Dataset excerpt
=-=-=-=-=

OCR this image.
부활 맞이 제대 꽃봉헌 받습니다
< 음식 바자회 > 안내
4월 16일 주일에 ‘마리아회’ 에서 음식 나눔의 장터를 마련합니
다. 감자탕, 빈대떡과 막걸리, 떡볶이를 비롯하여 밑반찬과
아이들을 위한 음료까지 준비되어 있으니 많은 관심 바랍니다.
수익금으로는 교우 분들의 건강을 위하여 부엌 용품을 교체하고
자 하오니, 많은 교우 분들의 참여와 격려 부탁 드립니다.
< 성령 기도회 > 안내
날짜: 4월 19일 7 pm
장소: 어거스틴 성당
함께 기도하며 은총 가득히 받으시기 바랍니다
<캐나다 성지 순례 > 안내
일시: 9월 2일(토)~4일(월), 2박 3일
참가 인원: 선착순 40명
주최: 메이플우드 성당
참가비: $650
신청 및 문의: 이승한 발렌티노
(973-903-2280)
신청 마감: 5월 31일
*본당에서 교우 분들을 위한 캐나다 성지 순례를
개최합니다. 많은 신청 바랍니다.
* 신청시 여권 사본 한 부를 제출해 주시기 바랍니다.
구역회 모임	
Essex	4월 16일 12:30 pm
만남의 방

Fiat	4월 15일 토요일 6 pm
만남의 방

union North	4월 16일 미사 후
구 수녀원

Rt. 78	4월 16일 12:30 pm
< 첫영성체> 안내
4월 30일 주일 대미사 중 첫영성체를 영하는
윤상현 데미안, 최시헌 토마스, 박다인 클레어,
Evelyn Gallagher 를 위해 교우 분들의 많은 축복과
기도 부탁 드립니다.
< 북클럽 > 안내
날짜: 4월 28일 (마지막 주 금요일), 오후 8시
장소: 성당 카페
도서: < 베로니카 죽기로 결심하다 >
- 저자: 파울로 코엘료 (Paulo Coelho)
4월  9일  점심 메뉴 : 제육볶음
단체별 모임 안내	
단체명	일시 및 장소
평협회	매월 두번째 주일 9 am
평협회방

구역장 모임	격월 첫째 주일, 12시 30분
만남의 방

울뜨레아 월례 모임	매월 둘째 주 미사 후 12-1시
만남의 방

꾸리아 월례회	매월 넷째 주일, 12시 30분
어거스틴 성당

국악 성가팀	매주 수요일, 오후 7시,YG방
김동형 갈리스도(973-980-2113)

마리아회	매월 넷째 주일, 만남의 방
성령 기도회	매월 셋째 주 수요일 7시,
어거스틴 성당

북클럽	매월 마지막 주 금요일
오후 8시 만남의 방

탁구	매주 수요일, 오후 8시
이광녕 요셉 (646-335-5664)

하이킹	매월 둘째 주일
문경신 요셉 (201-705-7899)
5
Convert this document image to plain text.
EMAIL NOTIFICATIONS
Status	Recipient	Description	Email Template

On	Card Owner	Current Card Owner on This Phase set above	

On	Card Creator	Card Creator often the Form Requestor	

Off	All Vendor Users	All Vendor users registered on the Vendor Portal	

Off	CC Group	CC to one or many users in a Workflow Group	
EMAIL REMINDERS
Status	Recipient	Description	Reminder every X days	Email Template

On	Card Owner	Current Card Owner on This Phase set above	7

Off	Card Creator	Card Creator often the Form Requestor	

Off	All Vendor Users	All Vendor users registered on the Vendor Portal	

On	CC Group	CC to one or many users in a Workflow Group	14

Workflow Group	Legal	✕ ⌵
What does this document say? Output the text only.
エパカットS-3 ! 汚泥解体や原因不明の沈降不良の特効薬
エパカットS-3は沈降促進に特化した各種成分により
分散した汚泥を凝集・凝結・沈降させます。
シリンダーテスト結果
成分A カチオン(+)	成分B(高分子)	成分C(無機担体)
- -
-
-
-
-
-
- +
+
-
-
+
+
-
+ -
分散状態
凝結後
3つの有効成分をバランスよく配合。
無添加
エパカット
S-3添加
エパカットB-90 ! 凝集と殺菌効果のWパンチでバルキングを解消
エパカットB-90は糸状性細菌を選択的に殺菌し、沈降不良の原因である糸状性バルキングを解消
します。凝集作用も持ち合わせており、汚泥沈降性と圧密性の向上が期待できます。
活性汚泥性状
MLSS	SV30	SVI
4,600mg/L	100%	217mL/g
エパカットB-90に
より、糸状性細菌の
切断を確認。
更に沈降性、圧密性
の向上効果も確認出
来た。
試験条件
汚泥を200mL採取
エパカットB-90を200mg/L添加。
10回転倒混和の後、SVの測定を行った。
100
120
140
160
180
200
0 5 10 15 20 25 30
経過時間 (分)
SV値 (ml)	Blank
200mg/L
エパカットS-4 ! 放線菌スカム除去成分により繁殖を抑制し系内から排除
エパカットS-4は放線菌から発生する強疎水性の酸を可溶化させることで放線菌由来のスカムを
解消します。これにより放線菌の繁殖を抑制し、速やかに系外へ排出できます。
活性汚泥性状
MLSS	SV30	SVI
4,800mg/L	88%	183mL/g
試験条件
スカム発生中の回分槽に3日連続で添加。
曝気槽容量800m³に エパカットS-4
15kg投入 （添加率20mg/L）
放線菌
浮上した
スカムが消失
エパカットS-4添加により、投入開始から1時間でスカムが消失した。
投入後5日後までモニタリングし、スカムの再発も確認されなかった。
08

=-=-=-=-=

Locate the line that contains "What does this". Repeat it and every line after it, up to and including the final line, exactly.

**Answer below:**
What does this document say? Output the text only.
エパカットS-3 ! 汚泥解体や原因不明の沈降不良の特効薬
エパカットS-3は沈降促進に特化した各種成分により
分散した汚泥を凝集・凝結・沈降させます。
シリンダーテスト結果
成分A カチオン(+)	成分B(高分子)	成分C(無機担体)
- -
-
-
-
-
-
- +
+
-
-
+
+
-
+ -
分散状態
凝結後
3つの有効成分をバランスよく配合。
無添加
エパカット
S-3添加
エパカットB-90 ! 凝集と殺菌効果のWパンチでバルキングを解消
エパカットB-90は糸状性細菌を選択的に殺菌し、沈降不良の原因である糸状性バルキングを解消
します。凝集作用も持ち合わせており、汚泥沈降性と圧密性の向上が期待できます。
活性汚泥性状
MLSS	SV30	SVI
4,600mg/L	100%	217mL/g
エパカットB-90に
より、糸状性細菌の
切断を確認。
更に沈降性、圧密性
の向上効果も確認出
来た。
試験条件
汚泥を200mL採取
エパカットB-90を200mg/L添加。
10回転倒混和の後、SVの測定を行った。
100
120
140
160
180
200
0 5 10 15 20 25 30
経過時間 (分)
SV値 (ml)	Blank
200mg/L
エパカットS-4 ! 放線菌スカム除去成分により繁殖を抑制し系内から排除
エパカットS-4は放線菌から発生する強疎水性の酸を可溶化させることで放線菌由来のスカムを
解消します。これにより放線菌の繁殖を抑制し、速やかに系外へ排出できます。
活性汚泥性状
MLSS	SV30	SVI
4,800mg/L	88%	183mL/g
試験条件
スカム発生中の回分槽に3日連続で添加。
曝気槽容量800m³に エパカットS-4
15kg投入 （添加率20mg/L）
放線菌
浮上した
スカムが消失
エパカットS-4添加により、投入開始から1時間でスカムが消失した。
投入後5日後までモニタリングし、スカムの再発も確認されなかった。
08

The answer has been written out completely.